## Task instructions
Extract every line from each of the rows below, reproducing each one character for character.

## Records from a data source
◇ ◇ ◇ ◇

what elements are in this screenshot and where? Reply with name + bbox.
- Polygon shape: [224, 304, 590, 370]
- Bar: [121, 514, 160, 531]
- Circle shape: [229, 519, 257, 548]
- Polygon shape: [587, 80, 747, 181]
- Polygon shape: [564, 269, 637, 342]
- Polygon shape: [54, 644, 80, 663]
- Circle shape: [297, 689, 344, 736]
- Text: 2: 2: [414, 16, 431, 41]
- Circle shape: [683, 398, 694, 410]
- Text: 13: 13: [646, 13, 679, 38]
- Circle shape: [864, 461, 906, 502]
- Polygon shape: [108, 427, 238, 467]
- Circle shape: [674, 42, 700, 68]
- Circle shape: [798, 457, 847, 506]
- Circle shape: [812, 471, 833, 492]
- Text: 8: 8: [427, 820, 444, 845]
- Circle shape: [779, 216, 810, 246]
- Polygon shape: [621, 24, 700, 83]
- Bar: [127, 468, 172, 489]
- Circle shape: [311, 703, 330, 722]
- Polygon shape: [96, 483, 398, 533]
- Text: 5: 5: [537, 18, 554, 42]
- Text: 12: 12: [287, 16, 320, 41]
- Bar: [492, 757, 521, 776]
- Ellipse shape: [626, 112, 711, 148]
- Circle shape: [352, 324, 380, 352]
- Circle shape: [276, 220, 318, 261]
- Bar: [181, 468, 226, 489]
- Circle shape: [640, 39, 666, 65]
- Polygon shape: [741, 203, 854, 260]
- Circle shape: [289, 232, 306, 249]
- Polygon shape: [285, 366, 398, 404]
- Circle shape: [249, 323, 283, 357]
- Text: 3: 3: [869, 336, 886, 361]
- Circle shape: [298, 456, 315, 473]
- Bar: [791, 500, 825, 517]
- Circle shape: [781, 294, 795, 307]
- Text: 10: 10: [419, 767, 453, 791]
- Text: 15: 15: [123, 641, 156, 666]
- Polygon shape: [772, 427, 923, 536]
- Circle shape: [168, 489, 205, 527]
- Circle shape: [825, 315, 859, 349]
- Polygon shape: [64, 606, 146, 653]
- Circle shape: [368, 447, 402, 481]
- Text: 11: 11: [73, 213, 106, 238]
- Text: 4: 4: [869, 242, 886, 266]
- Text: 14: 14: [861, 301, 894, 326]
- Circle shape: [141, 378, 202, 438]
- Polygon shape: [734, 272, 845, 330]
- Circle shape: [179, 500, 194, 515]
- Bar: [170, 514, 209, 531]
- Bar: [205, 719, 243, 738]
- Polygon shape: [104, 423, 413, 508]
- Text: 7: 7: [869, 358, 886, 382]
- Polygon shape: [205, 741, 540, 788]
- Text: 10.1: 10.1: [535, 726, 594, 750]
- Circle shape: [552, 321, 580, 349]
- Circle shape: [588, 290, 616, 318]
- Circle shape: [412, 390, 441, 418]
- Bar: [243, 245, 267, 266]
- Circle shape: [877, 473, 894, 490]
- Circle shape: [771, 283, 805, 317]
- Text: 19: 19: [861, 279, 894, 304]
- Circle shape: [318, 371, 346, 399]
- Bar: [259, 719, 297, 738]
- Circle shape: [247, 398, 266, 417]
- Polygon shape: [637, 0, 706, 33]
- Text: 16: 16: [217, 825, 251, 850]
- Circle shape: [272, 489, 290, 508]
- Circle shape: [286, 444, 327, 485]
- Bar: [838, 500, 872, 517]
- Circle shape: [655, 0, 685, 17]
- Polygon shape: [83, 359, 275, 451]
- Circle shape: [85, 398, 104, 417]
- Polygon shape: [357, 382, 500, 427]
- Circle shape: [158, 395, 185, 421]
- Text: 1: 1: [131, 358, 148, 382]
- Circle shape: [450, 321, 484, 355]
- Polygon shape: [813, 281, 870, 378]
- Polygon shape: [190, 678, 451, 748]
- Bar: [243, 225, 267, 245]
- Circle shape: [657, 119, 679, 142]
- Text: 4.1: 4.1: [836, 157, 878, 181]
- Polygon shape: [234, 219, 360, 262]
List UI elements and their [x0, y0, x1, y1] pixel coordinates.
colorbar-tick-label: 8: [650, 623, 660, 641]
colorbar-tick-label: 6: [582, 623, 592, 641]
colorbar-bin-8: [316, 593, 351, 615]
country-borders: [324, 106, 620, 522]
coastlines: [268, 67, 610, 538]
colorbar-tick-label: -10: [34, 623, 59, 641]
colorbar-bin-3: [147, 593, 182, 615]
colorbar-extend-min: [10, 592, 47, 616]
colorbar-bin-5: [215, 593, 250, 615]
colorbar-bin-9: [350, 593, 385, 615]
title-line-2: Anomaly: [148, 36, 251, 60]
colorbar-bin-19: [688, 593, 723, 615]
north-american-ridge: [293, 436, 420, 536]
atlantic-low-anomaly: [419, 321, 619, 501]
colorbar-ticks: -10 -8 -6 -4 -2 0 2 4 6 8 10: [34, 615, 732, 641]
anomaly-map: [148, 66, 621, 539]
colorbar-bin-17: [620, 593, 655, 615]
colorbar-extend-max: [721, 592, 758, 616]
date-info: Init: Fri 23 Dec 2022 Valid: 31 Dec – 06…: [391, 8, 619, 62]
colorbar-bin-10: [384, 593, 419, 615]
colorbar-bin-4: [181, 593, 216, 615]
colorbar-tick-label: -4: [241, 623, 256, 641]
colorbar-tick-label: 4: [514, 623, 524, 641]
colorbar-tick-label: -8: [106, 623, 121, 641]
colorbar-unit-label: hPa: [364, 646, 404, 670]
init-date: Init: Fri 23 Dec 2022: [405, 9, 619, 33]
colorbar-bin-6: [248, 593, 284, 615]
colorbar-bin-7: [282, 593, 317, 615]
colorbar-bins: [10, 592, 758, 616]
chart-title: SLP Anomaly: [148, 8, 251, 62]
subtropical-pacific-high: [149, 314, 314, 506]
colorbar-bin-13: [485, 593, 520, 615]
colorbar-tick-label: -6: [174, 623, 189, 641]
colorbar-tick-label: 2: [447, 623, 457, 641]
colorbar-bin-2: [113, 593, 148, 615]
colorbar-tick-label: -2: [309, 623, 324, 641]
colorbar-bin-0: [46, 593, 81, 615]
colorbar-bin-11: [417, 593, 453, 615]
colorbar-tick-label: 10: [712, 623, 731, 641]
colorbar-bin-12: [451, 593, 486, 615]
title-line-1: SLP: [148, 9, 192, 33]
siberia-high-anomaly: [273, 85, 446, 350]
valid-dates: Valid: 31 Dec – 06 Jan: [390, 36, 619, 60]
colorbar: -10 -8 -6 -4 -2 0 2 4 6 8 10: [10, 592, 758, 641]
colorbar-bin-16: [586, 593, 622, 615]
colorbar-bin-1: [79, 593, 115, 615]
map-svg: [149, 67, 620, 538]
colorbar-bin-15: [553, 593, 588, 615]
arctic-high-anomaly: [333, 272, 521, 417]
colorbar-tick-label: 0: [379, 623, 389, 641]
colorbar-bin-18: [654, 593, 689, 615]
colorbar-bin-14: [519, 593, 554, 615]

◇ ◇ ◇ ◇

## Exercise output
what elements are in this screenshot and where? Reply with name + bbox.
- Polygon shape: [224, 304, 590, 370]
- Bar: [121, 514, 160, 531]
- Circle shape: [229, 519, 257, 548]
- Polygon shape: [587, 80, 747, 181]
- Polygon shape: [564, 269, 637, 342]
- Polygon shape: [54, 644, 80, 663]
- Circle shape: [297, 689, 344, 736]
- Text: 2: 2: [414, 16, 431, 41]
- Circle shape: [683, 398, 694, 410]
- Text: 13: 13: [646, 13, 679, 38]
- Circle shape: [864, 461, 906, 502]
- Polygon shape: [108, 427, 238, 467]
- Circle shape: [674, 42, 700, 68]
- Circle shape: [798, 457, 847, 506]
- Circle shape: [812, 471, 833, 492]
- Text: 8: 8: [427, 820, 444, 845]
- Circle shape: [779, 216, 810, 246]
- Polygon shape: [621, 24, 700, 83]
- Bar: [127, 468, 172, 489]
- Circle shape: [311, 703, 330, 722]
- Polygon shape: [96, 483, 398, 533]
- Text: 5: 5: [537, 18, 554, 42]
- Text: 12: 12: [287, 16, 320, 41]
- Bar: [492, 757, 521, 776]
- Ellipse shape: [626, 112, 711, 148]
- Circle shape: [352, 324, 380, 352]
- Circle shape: [276, 220, 318, 261]
- Bar: [181, 468, 226, 489]
- Circle shape: [640, 39, 666, 65]
- Polygon shape: [741, 203, 854, 260]
- Circle shape: [289, 232, 306, 249]
- Polygon shape: [285, 366, 398, 404]
- Circle shape: [249, 323, 283, 357]
- Text: 3: 3: [869, 336, 886, 361]
- Circle shape: [298, 456, 315, 473]
- Bar: [791, 500, 825, 517]
- Circle shape: [781, 294, 795, 307]
- Text: 10: 10: [419, 767, 453, 791]
- Text: 15: 15: [123, 641, 156, 666]
- Polygon shape: [772, 427, 923, 536]
- Circle shape: [168, 489, 205, 527]
- Circle shape: [825, 315, 859, 349]
- Polygon shape: [64, 606, 146, 653]
- Circle shape: [368, 447, 402, 481]
- Text: 11: 11: [73, 213, 106, 238]
- Text: 4: 4: [869, 242, 886, 266]
- Text: 14: 14: [861, 301, 894, 326]
- Circle shape: [141, 378, 202, 438]
- Polygon shape: [734, 272, 845, 330]
- Circle shape: [179, 500, 194, 515]
- Bar: [170, 514, 209, 531]
- Bar: [205, 719, 243, 738]
- Polygon shape: [104, 423, 413, 508]
- Text: 7: 7: [869, 358, 886, 382]
- Polygon shape: [205, 741, 540, 788]
- Text: 10.1: 10.1: [535, 726, 594, 750]
- Circle shape: [552, 321, 580, 349]
- Circle shape: [588, 290, 616, 318]
- Circle shape: [412, 390, 441, 418]
- Bar: [243, 245, 267, 266]
- Circle shape: [877, 473, 894, 490]
- Circle shape: [771, 283, 805, 317]
- Text: 19: 19: [861, 279, 894, 304]
- Circle shape: [318, 371, 346, 399]
- Bar: [259, 719, 297, 738]
- Circle shape: [247, 398, 266, 417]
- Polygon shape: [637, 0, 706, 33]
- Text: 16: 16: [217, 825, 251, 850]
- Circle shape: [272, 489, 290, 508]
- Circle shape: [286, 444, 327, 485]
- Bar: [838, 500, 872, 517]
- Circle shape: [655, 0, 685, 17]
- Polygon shape: [83, 359, 275, 451]
- Circle shape: [85, 398, 104, 417]
- Polygon shape: [357, 382, 500, 427]
- Circle shape: [158, 395, 185, 421]
- Text: 1: 1: [131, 358, 148, 382]
- Circle shape: [450, 321, 484, 355]
- Polygon shape: [813, 281, 870, 378]
- Polygon shape: [190, 678, 451, 748]
- Bar: [243, 225, 267, 245]
- Circle shape: [657, 119, 679, 142]
- Text: 4.1: 4.1: [836, 157, 878, 181]
- Polygon shape: [234, 219, 360, 262]
List UI elements and their [x0, y0, x1, y1] pixel coordinates.
colorbar-tick-label: 8: [650, 623, 660, 641]
colorbar-tick-label: 6: [582, 623, 592, 641]
colorbar-bin-8: [316, 593, 351, 615]
country-borders: [324, 106, 620, 522]
coastlines: [268, 67, 610, 538]
colorbar-tick-label: -10: [34, 623, 59, 641]
colorbar-bin-3: [147, 593, 182, 615]
colorbar-extend-min: [10, 592, 47, 616]
colorbar-bin-5: [215, 593, 250, 615]
colorbar-bin-9: [350, 593, 385, 615]
title-line-2: Anomaly: [148, 36, 251, 60]
colorbar-bin-19: [688, 593, 723, 615]
north-american-ridge: [293, 436, 420, 536]
atlantic-low-anomaly: [419, 321, 619, 501]
colorbar-ticks: -10 -8 -6 -4 -2 0 2 4 6 8 10: [34, 615, 732, 641]
anomaly-map: [148, 66, 621, 539]
colorbar-bin-17: [620, 593, 655, 615]
colorbar-extend-max: [721, 592, 758, 616]
date-info: Init: Fri 23 Dec 2022 Valid: 31 Dec – 06…: [391, 8, 619, 62]
colorbar-bin-10: [384, 593, 419, 615]
colorbar-bin-4: [181, 593, 216, 615]
colorbar-tick-label: -4: [241, 623, 256, 641]
colorbar-tick-label: 4: [514, 623, 524, 641]
colorbar-tick-label: -8: [106, 623, 121, 641]
colorbar-unit-label: hPa: [364, 646, 404, 670]
init-date: Init: Fri 23 Dec 2022: [405, 9, 619, 33]
colorbar-bin-6: [248, 593, 284, 615]
colorbar-bin-7: [282, 593, 317, 615]
colorbar-bins: [10, 592, 758, 616]
chart-title: SLP Anomaly: [148, 8, 251, 62]
subtropical-pacific-high: [149, 314, 314, 506]
colorbar-bin-13: [485, 593, 520, 615]
colorbar-tick-label: -6: [174, 623, 189, 641]
colorbar-tick-label: 2: [447, 623, 457, 641]
colorbar-bin-2: [113, 593, 148, 615]
colorbar-tick-label: -2: [309, 623, 324, 641]
colorbar-bin-0: [46, 593, 81, 615]
colorbar-bin-11: [417, 593, 453, 615]
colorbar-tick-label: 10: [712, 623, 731, 641]
colorbar-bin-12: [451, 593, 486, 615]
title-line-1: SLP: [148, 9, 192, 33]
siberia-high-anomaly: [273, 85, 446, 350]
valid-dates: Valid: 31 Dec – 06 Jan: [390, 36, 619, 60]
colorbar: -10 -8 -6 -4 -2 0 2 4 6 8 10: [10, 592, 758, 641]
colorbar-bin-16: [586, 593, 622, 615]
colorbar-bin-1: [79, 593, 115, 615]
map-svg: [149, 67, 620, 538]
colorbar-bin-15: [553, 593, 588, 615]
arctic-high-anomaly: [333, 272, 521, 417]
colorbar-tick-label: 0: [379, 623, 389, 641]
colorbar-bin-18: [654, 593, 689, 615]
colorbar-bin-14: [519, 593, 554, 615]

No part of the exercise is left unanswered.